▶ PROBLEM TO SOLVE: Output a single figure: the number of lines in which the word "title" appears.

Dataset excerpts
════════

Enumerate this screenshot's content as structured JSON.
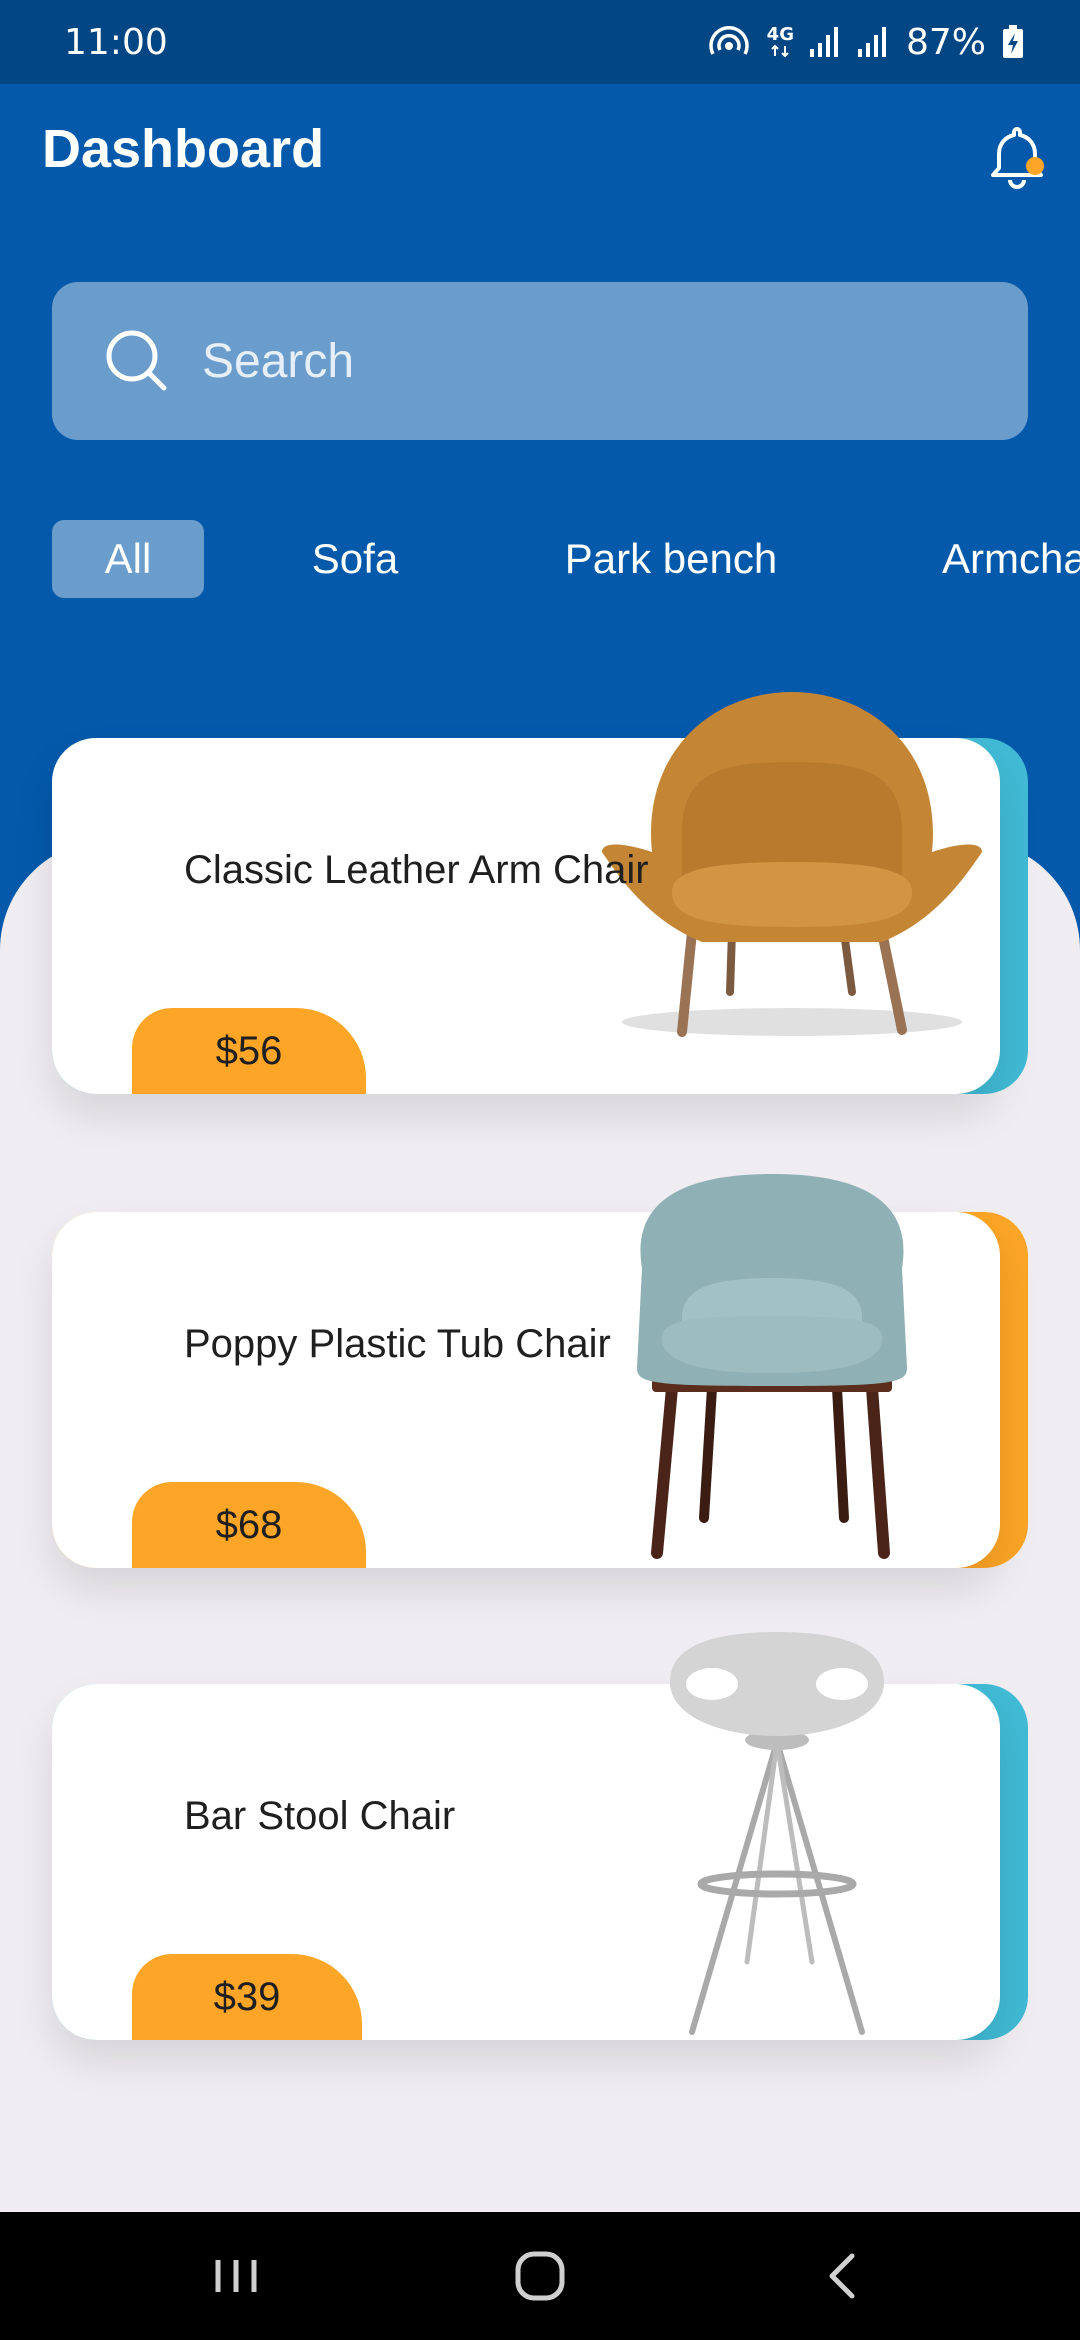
{
  "status_bar": {
    "time": "11:00",
    "network": "4G",
    "battery": "87%",
    "icons": [
      "hotspot-icon",
      "network-4g-icon",
      "signal-icon",
      "signal-icon",
      "battery-charging-icon"
    ]
  },
  "header": {
    "title": "Dashboard",
    "notification_icon": "bell-icon",
    "has_notification_dot": true
  },
  "search": {
    "placeholder": "Search",
    "value": "",
    "icon": "search-icon"
  },
  "categories": [
    {
      "label": "All",
      "active": true
    },
    {
      "label": "Sofa",
      "active": false
    },
    {
      "label": "Park bench",
      "active": false
    },
    {
      "label": "Armchair",
      "active": false
    }
  ],
  "products": [
    {
      "title": "Classic Leather Arm Chair",
      "price": "$56",
      "accent_color": "#41bad5",
      "image": "armchair-image"
    },
    {
      "title": "Poppy Plastic Tub Chair",
      "price": "$68",
      "accent_color": "#fca526",
      "image": "tub-chair-image"
    },
    {
      "title": "Bar Stool Chair",
      "price": "$39",
      "accent_color": "#41bad5",
      "image": "bar-stool-image"
    }
  ],
  "nav_bar": {
    "buttons": [
      "recent-apps-icon",
      "home-icon",
      "back-icon"
    ]
  },
  "colors": {
    "primary": "#0459aa",
    "status_bar": "#034684",
    "price_tag": "#fca526",
    "accent_teal": "#41bad5",
    "notification_dot": "#fca526"
  }
}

════════

▶ SOLUTION FOR THIS EXERCISE: 4